[begin The input]

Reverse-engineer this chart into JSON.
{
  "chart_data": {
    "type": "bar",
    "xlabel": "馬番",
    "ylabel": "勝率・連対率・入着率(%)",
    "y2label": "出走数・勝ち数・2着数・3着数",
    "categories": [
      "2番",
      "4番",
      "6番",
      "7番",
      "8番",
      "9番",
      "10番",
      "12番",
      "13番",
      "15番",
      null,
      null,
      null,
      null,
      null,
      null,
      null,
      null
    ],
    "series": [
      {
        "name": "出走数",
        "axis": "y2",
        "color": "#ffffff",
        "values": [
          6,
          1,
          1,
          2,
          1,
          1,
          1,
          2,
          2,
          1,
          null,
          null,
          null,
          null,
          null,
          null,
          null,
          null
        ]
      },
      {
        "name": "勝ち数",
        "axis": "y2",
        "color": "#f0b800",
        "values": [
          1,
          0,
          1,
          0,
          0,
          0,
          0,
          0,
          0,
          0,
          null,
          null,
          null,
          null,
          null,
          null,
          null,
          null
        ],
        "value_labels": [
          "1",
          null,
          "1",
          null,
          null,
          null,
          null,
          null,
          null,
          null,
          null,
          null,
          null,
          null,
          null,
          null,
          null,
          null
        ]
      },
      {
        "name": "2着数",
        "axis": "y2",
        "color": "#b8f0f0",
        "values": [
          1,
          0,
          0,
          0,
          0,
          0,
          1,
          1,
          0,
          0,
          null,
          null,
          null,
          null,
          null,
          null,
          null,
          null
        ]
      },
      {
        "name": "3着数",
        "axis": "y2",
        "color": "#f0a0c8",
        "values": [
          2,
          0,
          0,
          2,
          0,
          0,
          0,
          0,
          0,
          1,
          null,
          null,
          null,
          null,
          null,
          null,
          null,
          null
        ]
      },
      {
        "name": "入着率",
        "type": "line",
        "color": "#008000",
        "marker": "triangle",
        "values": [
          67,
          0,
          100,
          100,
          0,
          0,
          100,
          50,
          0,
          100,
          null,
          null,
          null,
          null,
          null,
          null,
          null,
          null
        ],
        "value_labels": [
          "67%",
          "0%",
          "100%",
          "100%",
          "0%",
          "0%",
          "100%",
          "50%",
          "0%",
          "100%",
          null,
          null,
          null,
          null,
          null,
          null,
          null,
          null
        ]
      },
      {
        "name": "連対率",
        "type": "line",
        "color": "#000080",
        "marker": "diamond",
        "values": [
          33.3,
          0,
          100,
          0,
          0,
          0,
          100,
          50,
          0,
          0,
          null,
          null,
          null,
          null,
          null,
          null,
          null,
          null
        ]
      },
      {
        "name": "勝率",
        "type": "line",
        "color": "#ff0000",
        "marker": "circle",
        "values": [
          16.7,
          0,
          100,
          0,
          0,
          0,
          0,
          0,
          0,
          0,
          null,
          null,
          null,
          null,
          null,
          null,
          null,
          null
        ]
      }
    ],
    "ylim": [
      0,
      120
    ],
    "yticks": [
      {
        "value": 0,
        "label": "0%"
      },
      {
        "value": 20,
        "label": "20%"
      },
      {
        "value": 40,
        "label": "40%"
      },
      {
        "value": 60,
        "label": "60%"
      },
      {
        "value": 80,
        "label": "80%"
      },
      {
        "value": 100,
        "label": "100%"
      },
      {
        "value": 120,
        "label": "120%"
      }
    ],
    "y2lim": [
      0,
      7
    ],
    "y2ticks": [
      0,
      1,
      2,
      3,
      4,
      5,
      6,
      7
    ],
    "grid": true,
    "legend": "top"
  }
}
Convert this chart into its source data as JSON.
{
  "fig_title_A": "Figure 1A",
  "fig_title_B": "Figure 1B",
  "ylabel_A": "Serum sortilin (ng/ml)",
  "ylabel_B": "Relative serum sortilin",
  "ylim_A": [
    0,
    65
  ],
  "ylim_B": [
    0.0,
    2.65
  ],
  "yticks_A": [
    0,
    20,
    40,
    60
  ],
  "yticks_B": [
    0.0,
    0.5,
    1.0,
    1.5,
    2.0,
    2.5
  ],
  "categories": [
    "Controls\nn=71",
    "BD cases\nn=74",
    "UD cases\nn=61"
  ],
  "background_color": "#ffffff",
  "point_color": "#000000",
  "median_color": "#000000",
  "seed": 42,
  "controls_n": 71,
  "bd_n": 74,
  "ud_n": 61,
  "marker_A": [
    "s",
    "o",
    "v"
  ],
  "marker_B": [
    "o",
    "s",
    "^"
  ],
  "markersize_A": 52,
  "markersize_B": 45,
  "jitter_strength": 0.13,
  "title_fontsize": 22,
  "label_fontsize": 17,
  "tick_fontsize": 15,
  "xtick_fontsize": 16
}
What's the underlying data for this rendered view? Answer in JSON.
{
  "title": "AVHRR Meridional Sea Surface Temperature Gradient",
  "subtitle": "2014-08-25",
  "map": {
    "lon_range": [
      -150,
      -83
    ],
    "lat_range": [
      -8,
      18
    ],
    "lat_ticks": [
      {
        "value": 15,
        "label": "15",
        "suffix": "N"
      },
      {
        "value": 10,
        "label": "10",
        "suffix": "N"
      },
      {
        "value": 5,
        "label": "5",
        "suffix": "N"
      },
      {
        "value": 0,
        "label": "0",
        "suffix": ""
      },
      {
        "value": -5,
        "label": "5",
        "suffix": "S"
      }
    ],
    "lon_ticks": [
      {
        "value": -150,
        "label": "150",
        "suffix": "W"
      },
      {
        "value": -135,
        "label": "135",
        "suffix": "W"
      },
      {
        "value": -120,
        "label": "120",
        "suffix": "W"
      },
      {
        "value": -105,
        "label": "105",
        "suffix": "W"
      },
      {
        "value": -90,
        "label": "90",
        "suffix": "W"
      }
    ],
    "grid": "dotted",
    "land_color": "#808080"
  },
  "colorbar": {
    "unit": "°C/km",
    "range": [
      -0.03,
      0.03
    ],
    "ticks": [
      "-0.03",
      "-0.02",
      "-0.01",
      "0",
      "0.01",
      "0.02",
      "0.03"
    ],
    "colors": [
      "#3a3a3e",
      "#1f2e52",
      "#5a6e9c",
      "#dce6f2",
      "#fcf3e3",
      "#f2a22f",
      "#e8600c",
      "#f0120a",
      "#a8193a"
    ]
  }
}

[end The input]

In the entries above, locate every line with the word "JSON" and copy it.

Reverse-engineer this chart into JSON.
Convert this chart into its source data as JSON.
What's the underlying data for this rendered view? Answer in JSON.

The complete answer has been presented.